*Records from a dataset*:
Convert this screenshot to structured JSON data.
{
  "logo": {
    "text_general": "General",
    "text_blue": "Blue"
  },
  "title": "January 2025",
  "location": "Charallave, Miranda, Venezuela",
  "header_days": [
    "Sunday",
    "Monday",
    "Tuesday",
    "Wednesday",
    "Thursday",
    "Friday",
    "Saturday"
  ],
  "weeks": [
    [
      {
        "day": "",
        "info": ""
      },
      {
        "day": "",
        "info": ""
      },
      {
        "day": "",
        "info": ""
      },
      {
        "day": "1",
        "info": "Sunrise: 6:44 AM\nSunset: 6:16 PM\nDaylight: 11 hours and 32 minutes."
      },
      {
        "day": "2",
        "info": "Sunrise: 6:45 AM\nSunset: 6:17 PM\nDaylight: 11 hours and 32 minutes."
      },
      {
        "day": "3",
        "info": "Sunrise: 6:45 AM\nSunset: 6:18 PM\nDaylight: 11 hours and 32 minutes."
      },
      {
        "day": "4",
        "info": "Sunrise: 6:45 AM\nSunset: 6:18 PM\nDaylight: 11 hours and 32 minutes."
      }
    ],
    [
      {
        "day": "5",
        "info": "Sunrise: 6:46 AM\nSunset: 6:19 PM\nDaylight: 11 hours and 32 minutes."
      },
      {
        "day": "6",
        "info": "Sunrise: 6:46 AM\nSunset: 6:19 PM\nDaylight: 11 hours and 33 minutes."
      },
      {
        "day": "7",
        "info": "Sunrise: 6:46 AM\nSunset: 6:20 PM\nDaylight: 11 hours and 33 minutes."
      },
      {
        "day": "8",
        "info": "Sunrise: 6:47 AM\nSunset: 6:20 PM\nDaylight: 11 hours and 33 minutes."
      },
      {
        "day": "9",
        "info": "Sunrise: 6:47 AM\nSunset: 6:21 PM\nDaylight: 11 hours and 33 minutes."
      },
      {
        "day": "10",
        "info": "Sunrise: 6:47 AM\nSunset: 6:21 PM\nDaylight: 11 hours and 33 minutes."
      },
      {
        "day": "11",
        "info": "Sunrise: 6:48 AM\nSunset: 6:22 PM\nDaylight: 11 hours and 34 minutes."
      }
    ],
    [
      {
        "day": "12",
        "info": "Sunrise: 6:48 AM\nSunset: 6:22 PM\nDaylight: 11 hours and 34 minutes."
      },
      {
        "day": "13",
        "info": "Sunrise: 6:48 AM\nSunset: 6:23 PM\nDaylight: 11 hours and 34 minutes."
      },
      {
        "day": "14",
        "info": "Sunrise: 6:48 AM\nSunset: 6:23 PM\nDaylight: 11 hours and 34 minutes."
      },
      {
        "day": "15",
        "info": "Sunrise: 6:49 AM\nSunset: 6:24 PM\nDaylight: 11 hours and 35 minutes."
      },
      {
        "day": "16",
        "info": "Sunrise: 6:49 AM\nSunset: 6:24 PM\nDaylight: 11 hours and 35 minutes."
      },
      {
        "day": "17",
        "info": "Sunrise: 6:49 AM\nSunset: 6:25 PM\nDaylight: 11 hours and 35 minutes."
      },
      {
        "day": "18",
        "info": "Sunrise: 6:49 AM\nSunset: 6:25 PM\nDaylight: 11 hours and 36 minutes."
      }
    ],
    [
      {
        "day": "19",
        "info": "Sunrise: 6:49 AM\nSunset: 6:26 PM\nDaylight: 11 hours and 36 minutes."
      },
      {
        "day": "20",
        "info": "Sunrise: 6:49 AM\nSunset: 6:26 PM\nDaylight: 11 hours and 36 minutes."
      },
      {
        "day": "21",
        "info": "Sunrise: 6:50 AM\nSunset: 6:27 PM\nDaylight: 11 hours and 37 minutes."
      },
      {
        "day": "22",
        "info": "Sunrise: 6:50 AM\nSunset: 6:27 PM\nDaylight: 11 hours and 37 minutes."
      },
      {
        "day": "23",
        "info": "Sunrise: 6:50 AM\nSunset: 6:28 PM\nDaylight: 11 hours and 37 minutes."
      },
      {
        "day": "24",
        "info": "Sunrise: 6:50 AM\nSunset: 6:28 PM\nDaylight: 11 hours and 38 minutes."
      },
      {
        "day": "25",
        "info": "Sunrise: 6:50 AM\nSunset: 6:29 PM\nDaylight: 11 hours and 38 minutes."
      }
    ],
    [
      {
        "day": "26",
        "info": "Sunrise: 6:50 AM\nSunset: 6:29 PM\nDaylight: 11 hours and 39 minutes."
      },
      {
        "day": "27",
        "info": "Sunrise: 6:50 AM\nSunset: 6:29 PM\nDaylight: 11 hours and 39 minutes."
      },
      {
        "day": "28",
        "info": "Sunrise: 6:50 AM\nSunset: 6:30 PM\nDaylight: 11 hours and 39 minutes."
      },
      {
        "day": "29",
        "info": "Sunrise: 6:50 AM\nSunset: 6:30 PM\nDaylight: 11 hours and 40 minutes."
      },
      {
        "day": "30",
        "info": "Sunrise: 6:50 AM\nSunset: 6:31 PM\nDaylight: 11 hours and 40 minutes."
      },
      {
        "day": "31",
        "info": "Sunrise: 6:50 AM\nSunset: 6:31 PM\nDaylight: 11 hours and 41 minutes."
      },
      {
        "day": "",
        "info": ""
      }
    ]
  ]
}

...

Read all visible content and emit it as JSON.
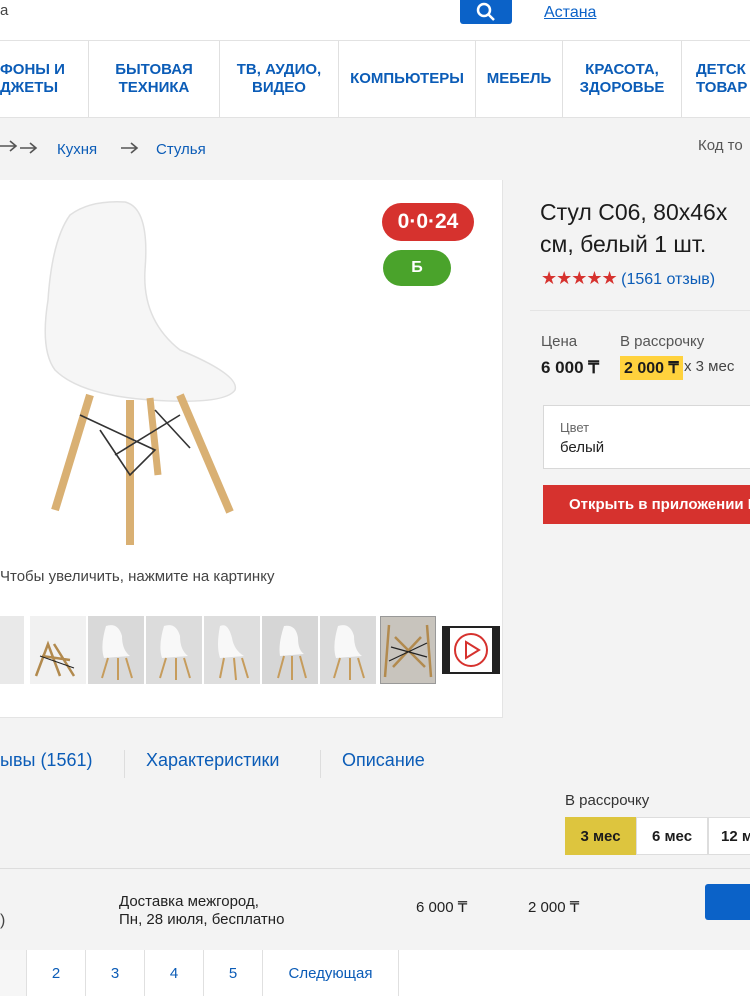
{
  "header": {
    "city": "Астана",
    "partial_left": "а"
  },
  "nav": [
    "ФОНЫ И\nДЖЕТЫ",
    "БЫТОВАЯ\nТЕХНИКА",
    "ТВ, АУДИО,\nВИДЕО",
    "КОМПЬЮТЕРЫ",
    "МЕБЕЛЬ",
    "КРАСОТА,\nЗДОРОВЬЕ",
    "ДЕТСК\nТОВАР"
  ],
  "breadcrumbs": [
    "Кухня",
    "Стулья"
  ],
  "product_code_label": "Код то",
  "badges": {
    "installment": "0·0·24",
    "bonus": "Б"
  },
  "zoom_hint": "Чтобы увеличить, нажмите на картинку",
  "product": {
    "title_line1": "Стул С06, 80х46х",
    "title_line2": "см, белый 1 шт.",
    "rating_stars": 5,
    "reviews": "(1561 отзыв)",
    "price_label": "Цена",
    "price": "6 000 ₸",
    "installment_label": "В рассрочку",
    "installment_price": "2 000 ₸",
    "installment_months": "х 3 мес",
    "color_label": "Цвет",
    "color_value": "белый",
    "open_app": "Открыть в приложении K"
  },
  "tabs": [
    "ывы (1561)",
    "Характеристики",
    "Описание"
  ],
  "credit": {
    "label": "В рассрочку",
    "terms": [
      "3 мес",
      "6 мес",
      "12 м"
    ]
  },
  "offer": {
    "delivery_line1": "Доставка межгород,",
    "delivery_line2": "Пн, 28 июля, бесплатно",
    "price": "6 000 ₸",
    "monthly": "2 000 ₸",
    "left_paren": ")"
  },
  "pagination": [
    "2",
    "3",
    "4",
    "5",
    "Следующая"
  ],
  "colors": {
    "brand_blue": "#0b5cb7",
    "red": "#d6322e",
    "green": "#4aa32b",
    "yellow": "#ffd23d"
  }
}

*PROBLEM TO WORK ON*: Read the data above and pull out each line that holds the string "белый".

*TASK RESPONSE*:
    "title_line2": "см, белый 1 шт.",
    "color_value": "белый",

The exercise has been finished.